So, nun weisst Du einiges über meine letzten Tage. Ich spüre in der Türkei bisher an der Westküste den antiken Städten nach. Erfrische mich ab und zu mal im ägäischen Meer, kontakte die überaus menschenfreundlichen Menschen in der Türkei. Die Lufttemperatur ist angenehm zwischen fünfunddreissig und vierzig Grad. Viel Wind macht’s erträglich. Und da ich schon einmal über der Orakelspalte im Tempel von Didyma, wo Zeus Zwillingsgöttersöhne hat zeugen lassen, sitze, frage ich das Orakel: „Wie und wo geht mein Weg weiter?“ Die Antwort: „Wenn dich dein Womo hier wegträgt, wirst du nicht hier bleiben.“ Ich erahne: „Das Orakel behält immer Recht.“ Übrigens, seitdem wir ernsthaft miteinander unterwegs sind, sind wir ein Herz und eine Seele, mein Womo und ich. Wir fühlen uns beide ganz gesund und munter und voller Tatendrang. Keine Strasse ist uns zu eng, kein Weg zu steil, kein Ziel zu weit weg!

 

Schon vier Seiten! Ich schliesse diesen Bericht darum nach einem halben Monat, am 17. Juni 2012 in Didyma TR.                                                                                    

 

Mein Gefühl sagt mir: be carefull. Vorsicht! Der Campground ist zwar leer, ausser eben diesen jungen Familien mit Zelten. Sie scheinen mir etwas aufdringlich. Wer weiss, wie die Kinder bald auf meinem Dede-Buckel herumklettern werden. Ich gehe auf Distanz. Die Kinder nicht. Sie werden zwar dann und wann von den Müttern zurückgeschrien. Dieses Schreien verhallt wieder. Die Kinder wieder frei. Jetzt ist draussen schwarze Nacht. Ich schaue den Film That is it über Michael Jackson. Bedauere, dass ich dieses Genie früher verkannt habe. Plötzlich knallt es draussen. Es ist stockdunkel auf dem Camp. Meine, von mir etwas abgedrängten Nachbarn, suchen nach einer Weile mit den handys etwas Licht ins Dunkel zu bringen. Meine Chance, ihnen ein Zeichen meiner in mir schlummernden Verbundenheit zu schenken. Aber auch eine Chance, das Wunder meiner Taschenlampe vorzuführen. Eine led lenser P14. Ein Griff! Eingeübt gegen Überfälle. Sekunden später wird es vierzig Meter von mir entfernt taghell um ihre Grillstelle. Je ein Augenpaar, und es sind viele, leuchten mir geblendet entgegen. Nachdem sich die Nachbarn gefasst haben, schaffen sie eine neue Lampe herbei. Ok. Meine Mission ist erfüllt. Unverzüglich kommt der Anführer der Kinderschar mit einem Teller voll grilliertem Geflügel als Dank für mein Blenden zu mir. Ich wasche den Teller und fülle ihn mit einer Ladung Magnum. Die Kinderaugen leuchten. Oooh ist auch ihr Vokal für süsses Erstaunen! Soviel verstehe ich jetzt von der türkischen Sprache. Das Geflügel kommt mir wie gewünscht, Oooh! Ich habe vor lauter Micheal Jackson das Nachtessen vergessen.  Zeit an Dich und meine lieben Freunde zu denken. Ein Glas kühler Stegler von Berneck, von lieben Freunden mit auf die Reise geschickt und von keinem Zoll entwendet, gibt mir den Rest völligen Glückgefühls. Ich werde weiterhin vorsichtig sein, aber auch offen, meine Vorsicht der Wirklichkeit anzupassen. Prost! Und mit Michaels Worten: God bless you!

Räumliche Annotationseinträge:
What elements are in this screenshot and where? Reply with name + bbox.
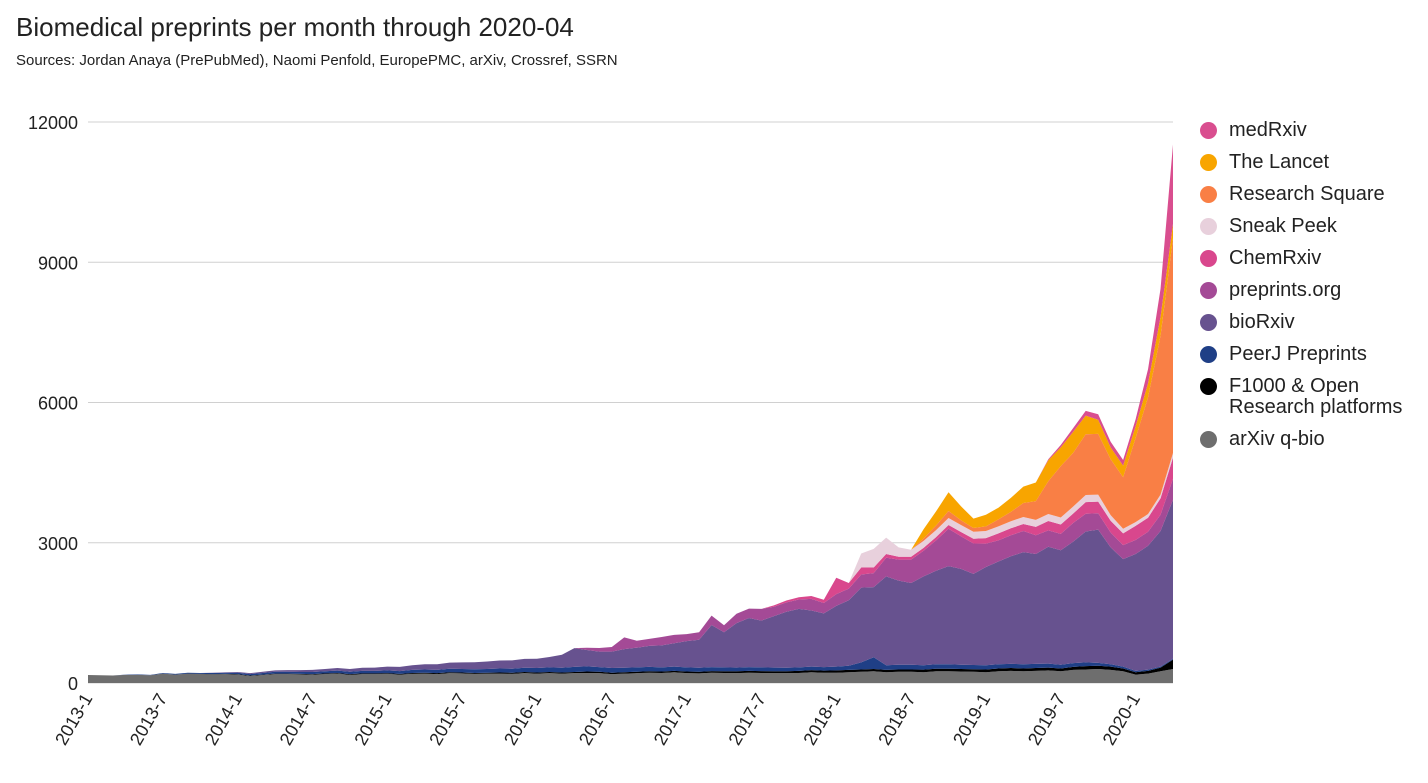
legend-swatch <box>1200 122 1217 139</box>
x-tick-label: 2013-7 <box>126 690 171 749</box>
legend-label: F1000 & Open Research platforms <box>1229 375 1403 418</box>
legend-item: bioRxiv <box>1198 312 1423 333</box>
legend-item: The Lancet <box>1198 152 1423 173</box>
x-tick-label: 2020-1 <box>1099 690 1144 749</box>
legend-swatch <box>1200 154 1217 171</box>
areas <box>88 144 1173 683</box>
y-tick-label: 0 <box>68 674 78 694</box>
x-tick-label: 2018-7 <box>874 690 919 749</box>
legend-item: ChemRxiv <box>1198 248 1423 269</box>
chart-title: Biomedical preprints per month through 2… <box>16 12 574 42</box>
legend-swatch <box>1200 346 1217 363</box>
x-tick-label: 2015-7 <box>425 690 470 749</box>
legend-swatch <box>1200 250 1217 267</box>
legend-item: Sneak Peek <box>1198 216 1423 237</box>
y-tick-label: 3000 <box>38 534 78 554</box>
x-tick-label: 2014-1 <box>201 690 246 749</box>
legend-swatch <box>1200 378 1217 395</box>
legend-item: PeerJ Preprints <box>1198 344 1423 365</box>
legend-label: Sneak Peek <box>1229 215 1337 237</box>
y-tick-label: 9000 <box>38 253 78 273</box>
legend-swatch <box>1200 186 1217 203</box>
legend-item: Research Square <box>1198 184 1423 205</box>
legend-label: medRxiv <box>1229 119 1307 141</box>
legend-label: arXiv q-bio <box>1229 428 1325 450</box>
legend-label: preprints.org <box>1229 279 1342 301</box>
x-tick-label: 2014-7 <box>276 690 321 749</box>
y-tick-label: 6000 <box>38 394 78 414</box>
legend-label: The Lancet <box>1229 151 1330 173</box>
area <box>88 657 1173 676</box>
legend-label: PeerJ Preprints <box>1229 343 1367 365</box>
x-tick-label: 2016-1 <box>500 690 545 749</box>
legend-item: arXiv q-bio <box>1198 429 1423 450</box>
chart-subtitle: Sources: Jordan Anaya (PrePubMed), Naomi… <box>16 52 618 69</box>
y-tick-label: 12000 <box>28 113 78 133</box>
area <box>88 659 1173 676</box>
legend-label: ChemRxiv <box>1229 247 1322 269</box>
legend-swatch <box>1200 218 1217 235</box>
legend-label: bioRxiv <box>1229 311 1295 333</box>
legend: medRxiv The Lancet Research Square Sneak Pe… <box>1198 120 1423 461</box>
x-tick-label: 2019-1 <box>949 690 994 749</box>
x-tick-label: 2019-7 <box>1024 690 1069 749</box>
x-tick-label: 2015-1 <box>350 690 395 749</box>
x-tick-label: 2016-7 <box>575 690 620 749</box>
legend-label: Research Square <box>1229 183 1385 205</box>
legend-item: medRxiv <box>1198 120 1423 141</box>
x-tick-label: 2018-1 <box>799 690 844 749</box>
x-tick-label: 2017-1 <box>650 690 695 749</box>
x-tick-label: 2013-1 <box>51 690 96 749</box>
x-tick-label: 2017-7 <box>725 690 770 749</box>
legend-swatch <box>1200 431 1217 448</box>
legend-swatch <box>1200 282 1217 299</box>
area <box>88 499 1173 676</box>
legend-item: preprints.org <box>1198 280 1423 301</box>
legend-item: F1000 & Open Research platforms <box>1198 376 1423 418</box>
area <box>88 668 1173 683</box>
legend-swatch <box>1200 314 1217 331</box>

*GESTELLTE AUFGABE 1:* Welches Modell hat die Taschenlampe, die im Reisebericht auf dem Campground vorgeführt wird?
*GESTELLTE AUFGABE 2:* Gib aus dem Reisebericht den Abschnitt aus, der mit den Worten „So, nun weisst“ anfängt und mit „zu weit weg!“ endet.
Die Auflistung hat mit dem Reisebericht nichts zu tun.

*KORREKTE AUSGABE 1:* Eine led lenser P14.

*KORREKTE AUSGABE 2:*
So, nun weisst Du einiges über meine letzten Tage. Ich spüre in der Türkei bisher an der Westküste den antiken Städten nach. Erfrische mich ab und zu mal im ägäischen Meer, kontakte die überaus menschenfreundlichen Menschen in der Türkei. Die Lufttemperatur ist angenehm zwischen fünfunddreissig und vierzig Grad. Viel Wind macht’s erträglich. Und da ich schon einmal über der Orakelspalte im Tempel von Didyma, wo Zeus Zwillingsgöttersöhne hat zeugen lassen, sitze, frage ich das Orakel: „Wie und wo geht mein Weg weiter?“ Die Antwort: „Wenn dich dein Womo hier wegträgt, wirst du nicht hier bleiben.“ Ich erahne: „Das Orakel behält immer Recht.“ Übrigens, seitdem wir ernsthaft miteinander unterwegs sind, sind wir ein Herz und eine Seele, mein Womo und ich. Wir fühlen uns beide ganz gesund und munter und voller Tatendrang. Keine Strasse ist uns zu eng, kein Weg zu steil, kein Ziel zu weit weg!